▶ Written exercise: Every entry must be copied word for word.
## Begin
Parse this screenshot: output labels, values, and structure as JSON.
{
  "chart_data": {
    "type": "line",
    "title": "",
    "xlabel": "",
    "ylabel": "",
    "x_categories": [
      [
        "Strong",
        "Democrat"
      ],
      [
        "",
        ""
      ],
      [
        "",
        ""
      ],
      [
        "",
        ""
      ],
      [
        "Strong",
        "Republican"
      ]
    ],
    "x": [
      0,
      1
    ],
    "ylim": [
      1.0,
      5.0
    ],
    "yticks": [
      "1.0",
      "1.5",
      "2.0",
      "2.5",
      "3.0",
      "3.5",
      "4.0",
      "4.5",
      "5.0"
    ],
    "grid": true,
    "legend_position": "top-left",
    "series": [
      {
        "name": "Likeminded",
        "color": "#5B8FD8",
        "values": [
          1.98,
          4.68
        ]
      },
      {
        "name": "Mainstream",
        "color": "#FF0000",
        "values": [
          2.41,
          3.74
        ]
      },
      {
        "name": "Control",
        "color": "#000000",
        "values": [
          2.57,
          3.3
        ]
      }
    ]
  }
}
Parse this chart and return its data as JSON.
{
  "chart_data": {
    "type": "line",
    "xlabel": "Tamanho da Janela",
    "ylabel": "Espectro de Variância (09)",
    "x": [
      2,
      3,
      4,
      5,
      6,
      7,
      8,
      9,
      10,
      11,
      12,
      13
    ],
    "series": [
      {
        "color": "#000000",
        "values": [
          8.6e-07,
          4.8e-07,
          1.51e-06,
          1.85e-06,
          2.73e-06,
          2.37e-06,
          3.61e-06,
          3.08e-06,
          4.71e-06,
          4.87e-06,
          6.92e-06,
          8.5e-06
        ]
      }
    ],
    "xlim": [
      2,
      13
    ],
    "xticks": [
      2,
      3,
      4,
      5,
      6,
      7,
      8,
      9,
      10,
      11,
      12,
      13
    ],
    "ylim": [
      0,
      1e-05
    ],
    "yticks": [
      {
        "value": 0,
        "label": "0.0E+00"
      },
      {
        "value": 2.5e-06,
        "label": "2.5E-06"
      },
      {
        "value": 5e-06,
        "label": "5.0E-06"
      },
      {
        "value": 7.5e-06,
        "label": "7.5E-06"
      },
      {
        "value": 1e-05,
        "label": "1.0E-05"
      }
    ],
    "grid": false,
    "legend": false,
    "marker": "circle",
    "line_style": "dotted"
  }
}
## End
▶ Completed task:
Parse this screenshot: output labels, values, and structure as JSON.
{
  "chart_data": {
    "type": "line",
    "title": "",
    "xlabel": "",
    "ylabel": "",
    "x_categories": [
      [
        "Strong",
        "Democrat"
      ],
      [
        "",
        ""
      ],
      [
        "",
        ""
      ],
      [
        "",
        ""
      ],
      [
        "Strong",
        "Republican"
      ]
    ],
    "x": [
      0,
      1
    ],
    "ylim": [
      1.0,
      5.0
    ],
    "yticks": [
      "1.0",
      "1.5",
      "2.0",
      "2.5",
      "3.0",
      "3.5",
      "4.0",
      "4.5",
      "5.0"
    ],
    "grid": true,
    "legend_position": "top-left",
    "series": [
      {
        "name": "Likeminded",
        "color": "#5B8FD8",
        "values": [
          1.98,
          4.68
        ]
      },
      {
        "name": "Mainstream",
        "color": "#FF0000",
        "values": [
          2.41,
          3.74
        ]
      },
      {
        "name": "Control",
        "color": "#000000",
        "values": [
          2.57,
          3.3
        ]
      }
    ]
  }
}
Parse this chart and return its data as JSON.
{
  "chart_data": {
    "type": "line",
    "xlabel": "Tamanho da Janela",
    "ylabel": "Espectro de Variância (09)",
    "x": [
      2,
      3,
      4,
      5,
      6,
      7,
      8,
      9,
      10,
      11,
      12,
      13
    ],
    "series": [
      {
        "color": "#000000",
        "values": [
          8.6e-07,
          4.8e-07,
          1.51e-06,
          1.85e-06,
          2.73e-06,
          2.37e-06,
          3.61e-06,
          3.08e-06,
          4.71e-06,
          4.87e-06,
          6.92e-06,
          8.5e-06
        ]
      }
    ],
    "xlim": [
      2,
      13
    ],
    "xticks": [
      2,
      3,
      4,
      5,
      6,
      7,
      8,
      9,
      10,
      11,
      12,
      13
    ],
    "ylim": [
      0,
      1e-05
    ],
    "yticks": [
      {
        "value": 0,
        "label": "0.0E+00"
      },
      {
        "value": 2.5e-06,
        "label": "2.5E-06"
      },
      {
        "value": 5e-06,
        "label": "5.0E-06"
      },
      {
        "value": 7.5e-06,
        "label": "7.5E-06"
      },
      {
        "value": 1e-05,
        "label": "1.0E-05"
      }
    ],
    "grid": false,
    "legend": false,
    "marker": "circle",
    "line_style": "dotted"
  }
}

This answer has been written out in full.